# Goal:
Please copy the items unchanged, starting at the line that contains "camera-label: digital still" and ending at the line that contains "beam-wedge [328,716,430,746]".

# Supplied records:
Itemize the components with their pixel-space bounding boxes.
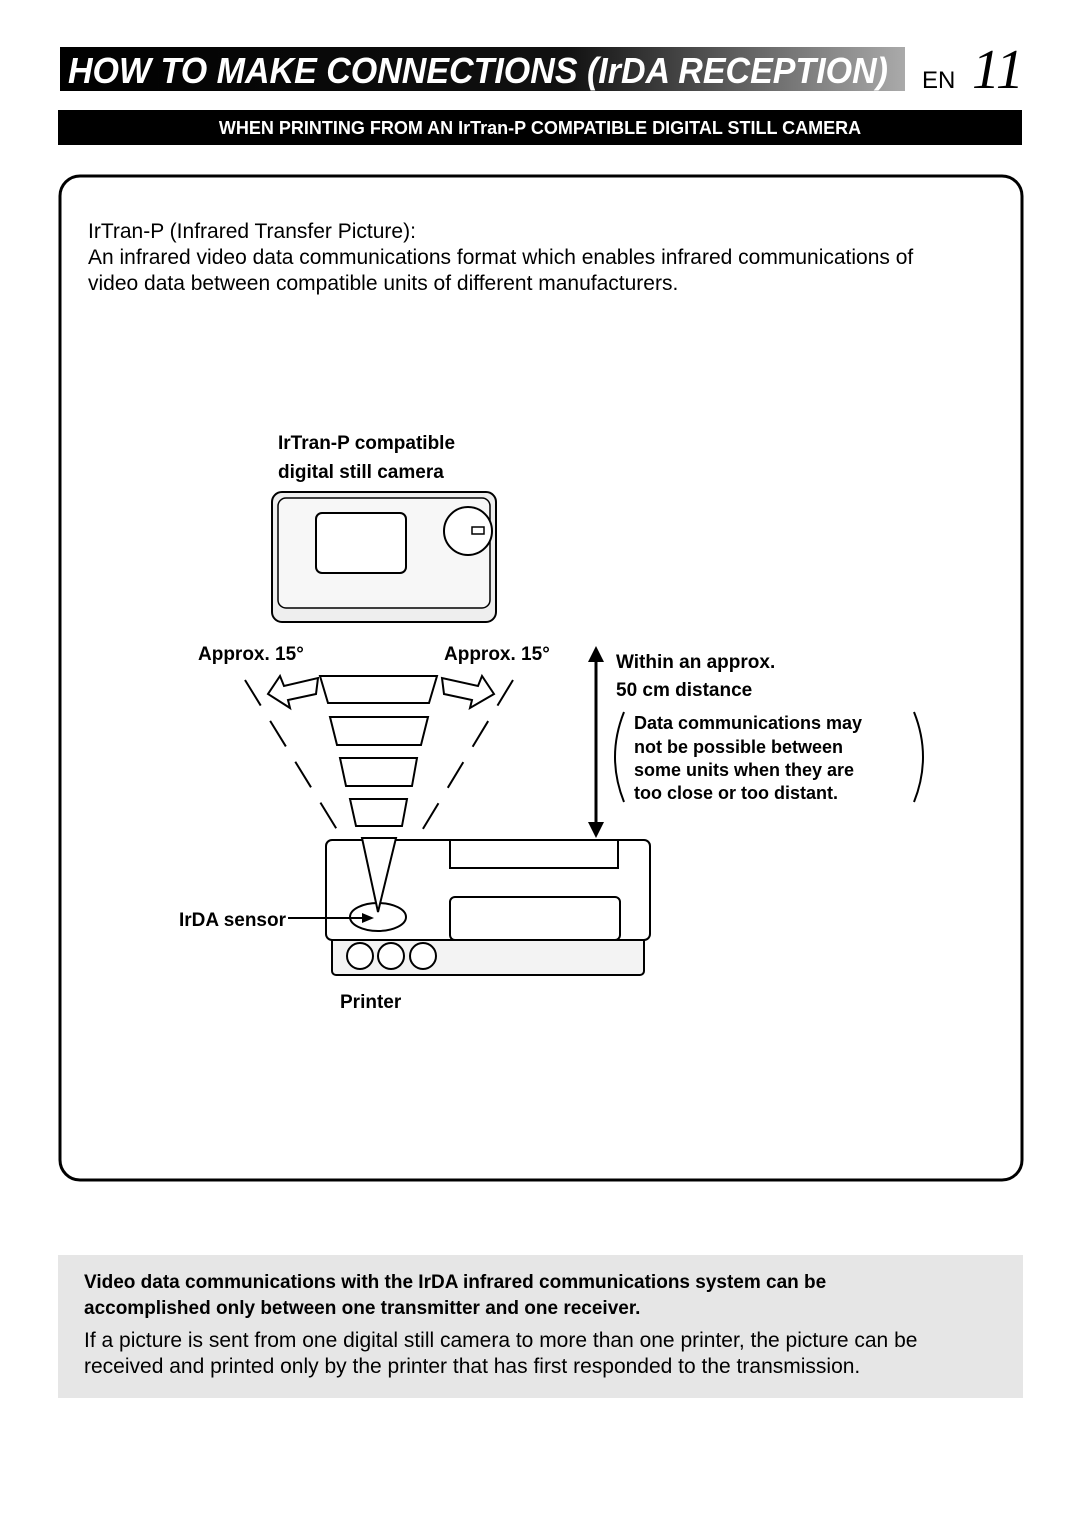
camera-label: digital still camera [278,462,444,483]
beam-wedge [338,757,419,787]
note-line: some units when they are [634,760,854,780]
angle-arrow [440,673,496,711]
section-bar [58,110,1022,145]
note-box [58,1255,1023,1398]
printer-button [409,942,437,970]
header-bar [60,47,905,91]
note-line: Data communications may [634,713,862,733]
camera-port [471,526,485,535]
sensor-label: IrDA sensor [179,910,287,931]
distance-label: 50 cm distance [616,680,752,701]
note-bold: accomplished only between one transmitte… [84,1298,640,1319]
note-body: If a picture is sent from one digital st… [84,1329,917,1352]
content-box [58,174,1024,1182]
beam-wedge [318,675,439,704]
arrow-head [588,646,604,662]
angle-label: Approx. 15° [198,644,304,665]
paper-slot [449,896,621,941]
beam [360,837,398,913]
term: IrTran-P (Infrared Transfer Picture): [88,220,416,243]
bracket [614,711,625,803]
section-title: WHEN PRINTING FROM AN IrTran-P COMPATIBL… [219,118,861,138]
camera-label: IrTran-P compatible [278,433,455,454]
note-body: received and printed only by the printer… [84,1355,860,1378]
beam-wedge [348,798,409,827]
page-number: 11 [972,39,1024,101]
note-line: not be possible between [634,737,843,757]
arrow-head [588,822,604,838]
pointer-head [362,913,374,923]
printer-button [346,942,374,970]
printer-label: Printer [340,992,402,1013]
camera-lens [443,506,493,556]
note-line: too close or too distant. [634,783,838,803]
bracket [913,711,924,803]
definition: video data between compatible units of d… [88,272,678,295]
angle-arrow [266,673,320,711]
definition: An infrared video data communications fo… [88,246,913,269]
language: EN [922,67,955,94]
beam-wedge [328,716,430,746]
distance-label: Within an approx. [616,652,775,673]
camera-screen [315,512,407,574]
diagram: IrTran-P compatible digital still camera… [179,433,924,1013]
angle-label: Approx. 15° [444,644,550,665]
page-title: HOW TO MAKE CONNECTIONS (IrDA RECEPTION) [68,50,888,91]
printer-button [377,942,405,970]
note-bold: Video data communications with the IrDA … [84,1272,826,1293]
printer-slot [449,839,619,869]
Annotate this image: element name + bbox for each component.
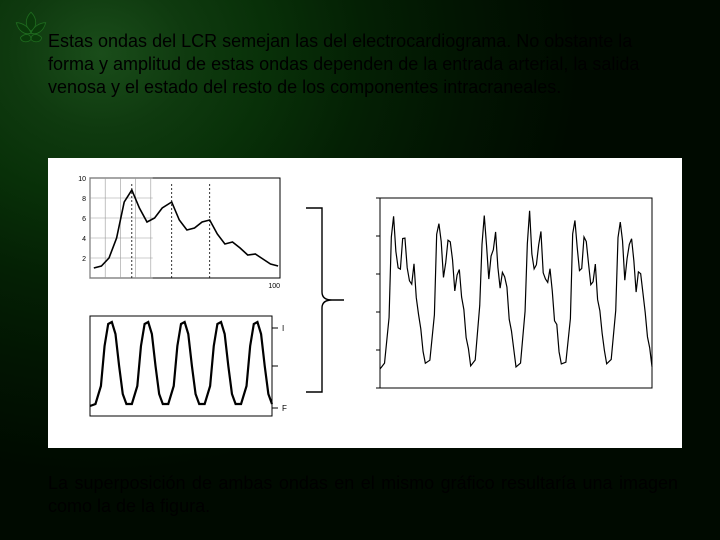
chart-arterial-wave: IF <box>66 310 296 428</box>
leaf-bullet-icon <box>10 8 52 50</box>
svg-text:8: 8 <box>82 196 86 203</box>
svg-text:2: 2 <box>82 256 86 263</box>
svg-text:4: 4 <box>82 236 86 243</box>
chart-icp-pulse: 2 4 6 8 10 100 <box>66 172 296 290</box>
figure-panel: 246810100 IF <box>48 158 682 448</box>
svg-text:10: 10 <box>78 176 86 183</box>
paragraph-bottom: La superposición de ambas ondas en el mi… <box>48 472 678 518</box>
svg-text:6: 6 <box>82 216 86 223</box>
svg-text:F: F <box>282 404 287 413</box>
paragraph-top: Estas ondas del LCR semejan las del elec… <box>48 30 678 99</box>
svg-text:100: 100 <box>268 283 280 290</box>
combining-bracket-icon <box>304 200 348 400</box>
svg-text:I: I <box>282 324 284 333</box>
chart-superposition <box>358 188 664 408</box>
---
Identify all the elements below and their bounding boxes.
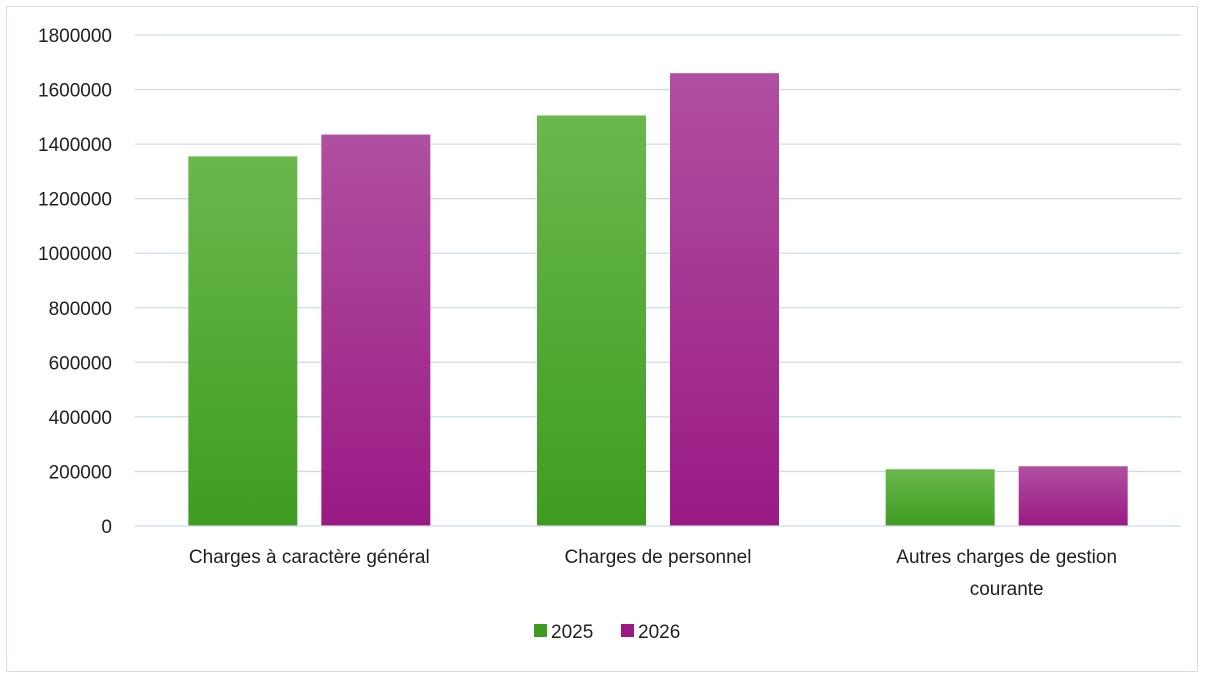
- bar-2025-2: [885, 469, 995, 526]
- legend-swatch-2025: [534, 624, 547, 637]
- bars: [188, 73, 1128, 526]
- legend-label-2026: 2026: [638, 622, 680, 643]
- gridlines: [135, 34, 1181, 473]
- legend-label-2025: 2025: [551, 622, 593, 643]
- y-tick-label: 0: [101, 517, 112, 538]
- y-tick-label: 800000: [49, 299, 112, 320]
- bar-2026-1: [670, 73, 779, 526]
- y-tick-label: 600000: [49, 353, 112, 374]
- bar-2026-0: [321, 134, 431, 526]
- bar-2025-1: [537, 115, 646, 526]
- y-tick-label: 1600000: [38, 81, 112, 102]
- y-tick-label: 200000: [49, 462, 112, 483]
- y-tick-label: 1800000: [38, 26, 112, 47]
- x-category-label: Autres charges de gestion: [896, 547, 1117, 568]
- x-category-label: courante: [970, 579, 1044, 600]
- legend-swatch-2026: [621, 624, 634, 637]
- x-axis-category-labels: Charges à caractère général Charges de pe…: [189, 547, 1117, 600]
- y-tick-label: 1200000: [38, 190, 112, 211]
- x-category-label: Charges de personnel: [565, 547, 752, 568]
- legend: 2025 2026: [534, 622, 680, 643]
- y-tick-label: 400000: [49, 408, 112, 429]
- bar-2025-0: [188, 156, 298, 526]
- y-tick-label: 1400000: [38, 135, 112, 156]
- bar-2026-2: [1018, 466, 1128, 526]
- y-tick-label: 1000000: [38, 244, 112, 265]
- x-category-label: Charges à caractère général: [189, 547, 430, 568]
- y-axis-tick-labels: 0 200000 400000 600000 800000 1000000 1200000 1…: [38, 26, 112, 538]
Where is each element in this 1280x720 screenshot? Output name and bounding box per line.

# Response to the task:
camera-label: digital still camera [278,462,444,483]
beam-wedge [338,757,419,787]
note-line: some units when they are [634,760,854,780]
angle-arrow [440,673,496,711]
section-bar [58,110,1022,145]
note-box [58,1255,1023,1398]
printer-button [409,942,437,970]
header-bar [60,47,905,91]
note-line: Data communications may [634,713,862,733]
camera-port [471,526,485,535]
sensor-label: IrDA sensor [179,910,287,931]
distance-label: 50 cm distance [616,680,752,701]
note-bold: accomplished only between one transmitte… [84,1298,640,1319]
note-body: If a picture is sent from one digital st… [84,1329,917,1352]
content-box [58,174,1024,1182]
beam-wedge [318,675,439,704]
arrow-head [588,646,604,662]
angle-label: Approx. 15° [198,644,304,665]
paper-slot [449,896,621,941]
beam [360,837,398,913]
term: IrTran-P (Infrared Transfer Picture): [88,220,416,243]
bracket [614,711,625,803]
section-title: WHEN PRINTING FROM AN IrTran-P COMPATIBL… [219,118,861,138]
camera-label: IrTran-P compatible [278,433,455,454]
note-body: received and printed only by the printer… [84,1355,860,1378]
beam-wedge [348,798,409,827]
page-number: 11 [972,39,1024,101]
note-line: not be possible between [634,737,843,757]
arrow-head [588,822,604,838]
pointer-head [362,913,374,923]
printer-button [346,942,374,970]
printer-label: Printer [340,992,402,1013]
camera-lens [443,506,493,556]
note-line: too close or too distant. [634,783,838,803]
bracket [913,711,924,803]
definition: video data between compatible units of d… [88,272,678,295]
angle-arrow [266,673,320,711]
definition: An infrared video data communications fo… [88,246,913,269]
language: EN [922,67,955,94]
beam-wedge [328,716,430,746]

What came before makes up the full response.